## What needs to be done
Extract every line that contains the string "comprend".

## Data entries
------------------------

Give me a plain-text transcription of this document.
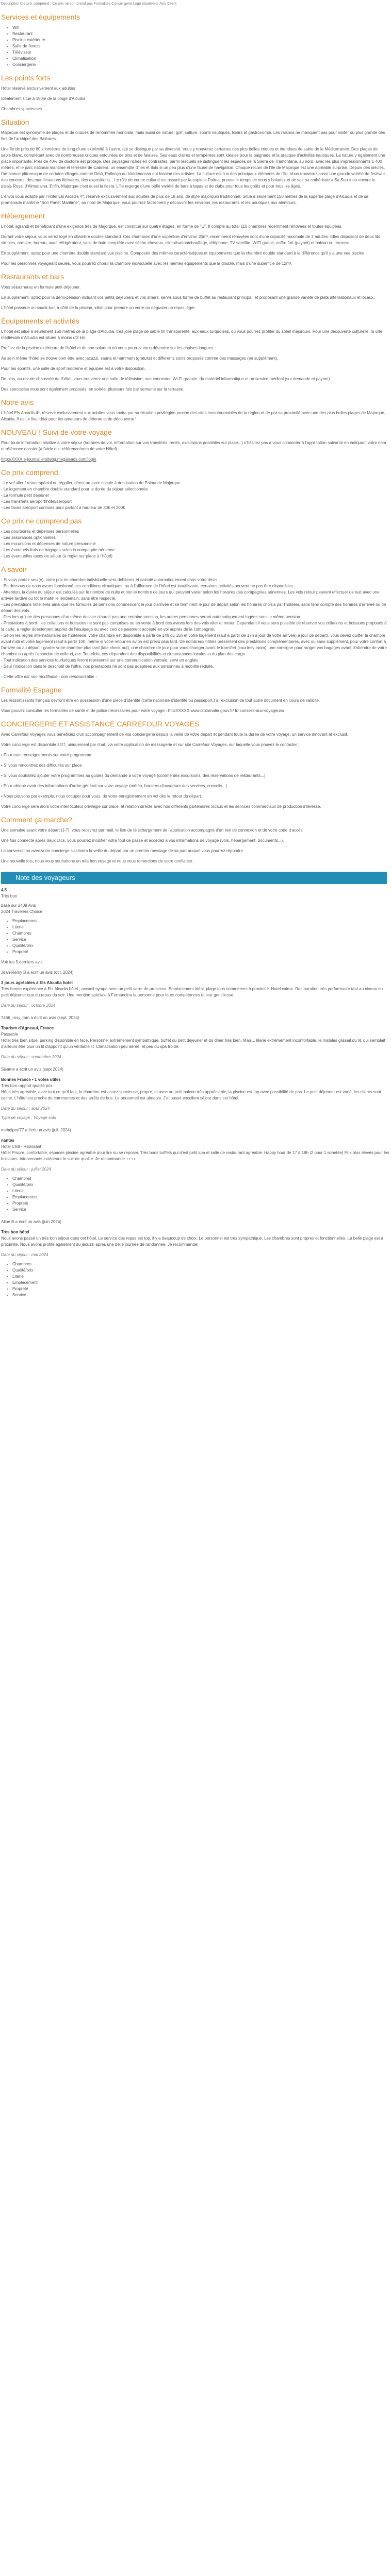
Description C'e prix comprend / Ce prix ne comprend pas Formalités Conciergerie Logo tripadvisor Avis Client
Services et équipements
• Wifi
• Restaurant
• Piscine extérieure
• Salle de fitness
• Téléviseur
• Climatisation
• Conciergerie
Les points forts

Hôtel réservé exclusivement aux adultes

Idéalement situé à 150m de la plage d'Alcudia

Chambres spacieuses

Situation

Majorque est synonyme de plages et de criques de renommée mondiale, mais aussi de nature, golf, culture, sports nautiques, loisirs et gastronomie. Les raisons ne manquent pas pour visiter ou plus grande des îles de l'archipel des Baléares.

Une île de près de 80 kilomètres de long d'une extrémité à l'autre, qui se distingue par sa diversité. Vous y trouverez certaines des plus belles criques et étendues de sable de la Méditerranée. Des plages de sable blanc, complétant avec de nombreuses criques entourées de pins et de falaises. Ses eaux claires et tempérées sont idéales pour la baignade et la pratique d'activités nautiques. La nature y également une place importante. Près de 40% de ductoire est protégé. Des paysages riches en contrastes, parmi lesquels se distinguent les espaces de la Sierra de Tramontana, au nord, avec les plus impressionnants 1 400 mètres, et le parc national maritime et terrestre de Cabrera, un ensemble d'îles et îlots si un peu plus d'une faune de navigation. Chaque recoin de l'île de Majorque est une agréable surprise. Depuis des siècles, l'ambiance pittoresque de certains villages comme Deià, Pollença ou Valldemossa ont fasciné des artistes. La culture est l'un des principaux éléments de l'île. Vous trouverez aussi une grande variété de festivals, des concerts, des manifestations littéraires, des expositions... Le rôle de centre culturel est assuré par la capitale Palma, preuve le temps de vous y baladez et de voir sa cathédrale « Sa Seu » ou encore le palais Royal d'Almudaina. Enfin, Majorque c'est aussi la fiesta. L'île regorge d'une belle variété de bars à tapas et de clubs pour tous les goûts et pour tous les âges.

L'envoi vous adapte par l'Hôtel Els Arcadis 4*, réservé exclusivement aux adultes de plus de 18 ans, de style majorquin traditionnel. Situé à seulement 150 mètres de la superbe plage d'Alcudia et de sa promenade maritime "Son Panet Maritime", au nord de Majorque, vous pourrez facilement y découvrir les environs, les restaurants et les boutiques aux alentours.

Hébergement

L'hôtel, agrandi et bénéficiant d'une exigence très de Majorque, est constitué sur quatre étages, en forme de "U". Il compte au total 110 chambres récemment rénovées et toutes équipées.

Durant votre séjour, vous serez logé en chambre double standard. Ces chambres d'une superficie d'environ 20m², récemment rénovées sont d'une capacité maximale de 2 adultes. Elles disposent de deux lits simples, armoire, bureau, avec réfrigérateur, salle de bain complète avec sèche-cheveux, climatisation/chauffage, téléphone, TV satellite, WIFI gratuit, coffre fort (payant) et balcon ou terrasse.

En supplément, optez pour une chambre double standard vue piscine. Composée des mêmes caractéristiques et équipements que la chambre double standard à la différence qu'il y a une vue piscine.

Pour les personnes voyageant seules, vous pourrez choisir la chambre individuelle avec les mêmes équipements que la double, mais d'une superficie de 12m².

Restaurants et bars

Vous séjournerez en formule petit déjeuner.

En supplément, optez pour la demi-pension incluant vos petits déjeuners et vos dîners, servis sous forme de buffet au restaurant principal, et proposant une grande variété de plats internationaux et locaux.

L'hôtel possède un snack-bar, à côté de la piscine, idéal pour prendre un verre ou déguster un repas léger.

Équipements et activités

L'hôtel est situé à seulement 150 mètres de la plage d'Alcudia, très jolie plage de sable fin transparente, aux eaux turquoises, où vous pourrez profiter du soleil majorquin. Pour une découverte culturelle, la ville médiévale d'Alcudia est située à moins d'3 km.

Profitez de la piscine extérieure de l'hôtel et de son solarium où vous pourrez vous détendre sur les chaises longues.

Au sein même l'hôtel se trouve bien être avec jacuzzi, sauna et hammam (gratuits) et différents soins proposés comme des massages (en supplément).

Pour les sportifs, une salle de sport moderne et équipée est à votre disposition.

De plus, au rez-de-chaussée de l'hôtel, vous trouverez une salle de télévision, une connexion Wi-Fi gratuite, du matériel informatique et un service médical (sur demande et payant).

Des spectacles vous sont également proposés, en soirée, plusieurs fois par semaine sur la terrasse.

Notre avis

L'hôtel Els Arcadis 4*, réservé exclusivement aux adultes vous ravira par sa situation privilégiée proche des sites incontournables de la région et de par sa proximité avec une des plus belles plages de Majorque, Alcudia. Il est le lieu idéal pour les amateurs de détente et de découverte !

NOUVEAU ! Suivi de votre voyage

Pour toute information relative à votre séjour (horaires de vol, information sur vos transferts, redits, excursions possibles sur place...) n'hésitez pas à vous connecter à l'application suivante en indiquant votre nom et référence dossier (à l'aide ou : référence/nom de votre Hôtel) :

http://XXXX.e-journalliersitebg.megaleads.com/login

Ce prix comprend

- Le vol aller / retour spécial ou régulier, direct ou avec escale à destination de Palma de Majorque

- Le logement en chambre double standard pour la durée du séjour sélectionnée

- La formule petit déjeuner

- Les transferts aéroport/hôtel/aéroport

- Les taxes aéroport connues pour partant à hauteur de 30€ et 200€

Ce prix ne comprend pas

- Les pourboires et dépenses personnelles

- Les assurances optionnelles

- Les excursions et dépenses de nature personnelle

- Les éventuels frais de bagages selon la compagnie aérienne

- Les éventuelles taxes de séjour (à régler sur place à l'hôtel)

A savoir

- Si vous partez seul(e), votre prix en chambre individuelle sera débiterez et calculé automatiquement dans votre devis.

- En dessous de nous avons fonctionné ces conditions climatiques, ou à l'affluence de l'hôtel est insuffisante, certaines activités peuvent ne pas être disponibles.

- Attention, la durée du séjour est calculée sur le nombre de nuits et non le nombre de jours qui peuvent varier selon les horaires des compagnies aériennes. Les vols retour peuvent effectuer de nuit avec une arrivée tardive ou tôt le matin le lendemain, sans être respecté.

- Les prestations hôtelières ainsi que les formules de pensions commencent le jour d'arrivée et se terminent le jour de départ selon les horaires choisis par l'hôtelier, sans tenir compte des horaires d'arrivée ou de départ des vols.

- Des lors qu'une des personnes d'un même dossier n'aurait pas une certaine pension, les autres personnes seront automatiquement logées sous le même pension.

- Prestations à bord : les collations et boissons ne sont pas comprises ou en vente à bord des avions lors des vols aller et retour. Cependant il vous sera possible de réserver vos collations et boissons proposés à la carte, à régler directement auprès de l'équipage ou avec ceci de paiement accepté en vol auprès de la compagnie.

- Selon les règles internationales de l'hôtellerie, votre chambre est disponible à partir de 14h ou 15h et votre logement (sauf à partir de 17h à jour de votre arrivée) à jour de départ), vous devez quitter la chambre avant midi et votre logement (sauf à partir 10h, même si votre retour en avion est prévu plus tard. De nombreux hôtels présentent des prestations complémentaires, avec ou sans supplément, pour votre confort à l'arrivée ou au départ : garder votre chambre plus tard (late check out), une chambre de jour pour vous changer avant le transfert (courtesy room), une consigne pour ranger vos bagages avant d'attendre de votre chambre ou après l'abandon de celle-ci, etc. Toutefois, ces dépendent des disponibilités et circonstances locales et du plan des cargo.

- Tout indication des services touristiques feront représenté sur une communication verbale, servi en anglais

- Seul l'indication dans le descriptif de l'offre, nos prestations ne sont pas adaptées aux personnes à mobilité réduite.

- Cette offre est non modifiable - non remboursable -

Formalité Espagne

Les ressortissants français devront être en possession d'une pièce d'identité (carte nationale d'identité ou passeport,) à l'exclusion de tout autre document en cours de validité.

Vous pouvez consulter les formalités de santé et de police nécessaires pour votre voyage : http://XXXX.www.diplomatie.gouv.fr/ fr/ conseils-aux-voyageurs/

CONCIERGERIE ET ASSISTANCE CARREFOUR VOYAGES

Avec Carrefour Voyages vous bénéficiez d'un accompagnement de vos conciergerie depuis la veille de votre départ et pendant toute la durée de votre voyage, un service innovant et exclusif.

Votre concierge est disponible 24/7, uniquement par chat, via votre application de messagerie et sur site Carrefour Voyages, sur laquelle vous pouvez le contacter :

• Pour tous renseignements sur votre programme

• Si vous rencontrez des difficultés sur place

• Si vous souhaitez ajouter votre programmes au guides du demande à votre voyage (comme des excursions, des réservations de restaurants...)

• Pour obtenir avoir des informations d'ordre général sur votre voyage (météo, horaires d'ouverture des services, conseils...)

• Nous pouvons par exemple, nous occuper pour vous, de votre enregistrement en vol dès le retour du départ.

Votre concierge sera alors votre interlocuteur privilégié sur place, et relation directe avec nos différents partenaires locaux et les services commerciaux de production intéressé.

Comment ça marche?

Une semaine avant votre départ (J-7), vous recevrez par mail, le lien de téléchargement de l'application accompagné d'un lien de connexion et de votre code d'accès.

Une fois connecté après deux clics, vous pourrez modifier votre tout de passe et accédez à vos informations de voyage (vols, hébergement, documents...).

La conversation avec votre concierge s'activera la veille du départ par un premier message de sa part auquel vous pourrez répondre.

Une nouvelle fois, nous vous souhaitons un très bon voyage et nous vous remercions de votre confiance.

Note des voyageurs
4,5
Très bon
basé sur 2409 Avis
2024 Travelers Choice
• Emplacement
• Literie
• Chambres
• Service
• Qualité/prix
• Propreté

Voir les 5 derniers avis

Jean-Rémy B a écrit un avis (oct. 2024)
3 jours agréables à Els Alcudia hotel
Très bonne expérience à Els Alcudia hôtel ; accueil sympa avec un petit verre de prosecco. Emplacement idéal, plage tous commerces à proximité. Hotel calme. Restauration très performante tant au niveau du petit déjeuner que du repas du soir. Une mention spéciale à Fernandina la personne pour leurs compétences et leur gentillesse.
Date du séjour : octobre 2024
7466_rosy_tom a écrit un avis (sept. 2024)
Tourism d'Agneaul, France
Passable
Hôtel très bien situé, parking disponible en face. Personnel extrêmement sympathique, buffet du petit déjeuner et du dîner très bien. Mais... literie extrêmement inconfortable, le matelas glissait du lit, qui semblait d'ailleurs être plus un lit d'appoint qu'un véritable lit. Climatisation peu aérée, et peu du spa froide.
Date du séjour : septembre 2024
Sisame a écrit un avis (sept 2024)
Bonnes France • 1 votes utiles
Très bon rapport qualité prix
Hôtel très agréable, avec tout ce qu'il faut, la chambre est assez spacieuse, propre, et avec un petit balcon très appréciable, la piscine est top avec possibilité de pas. Le petit déjeuner est varié, les clients sont calme. L'hôtel est proche de commerces et des arrêts de bus. Le personnel est aimable. J'ai passé excellent séjour dans cet hôtel.
Date du séjour : août 2024
Type de voyage : Voyage solo
mehdiprof77 a écrit un avis (juil. 2024)
nantes
Hotel Chill - Reposant
Hôtel Propre, confortable, espaces piscine agréable pour lire ou se reposer. Très bons buffets qui n'est petit spa et salle de restaurant agréable. Happy hour de 17 à 18h (2 pour 1 achetée) Prix plus élevés pour les boissons. Intervenants extérieure le soir de qualité. Je recommande ++++
Date du séjour : juillet 2024
• Chambres
• Qualité/prix
• Literie
• Emplacement
• Propreté
• Service
Aline B a écrit un avis (juin 2024)
Très bon hôtel
Nous avons passé un très bon séjour dans cet hôtel. Le service des repas est top, il y a beaucoup de choix. Le personnel est très sympathique. Les chambres sont propres et fonctionnelles. La belle plage est à proximité. Nous avons profité également du jacuzzi après une belle journée de randonnée. Je recommande!
Date du séjour : mai 2024
• Chambres
• Qualité/prix
• Literie
• Emplacement
• Propreté
• Service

------------------------

## Correct response
Description C'e prix comprend / Ce prix ne comprend pas Formalités Conciergerie Logo tripadvisor Avis Client
Ce prix comprend
Ce prix ne comprend pas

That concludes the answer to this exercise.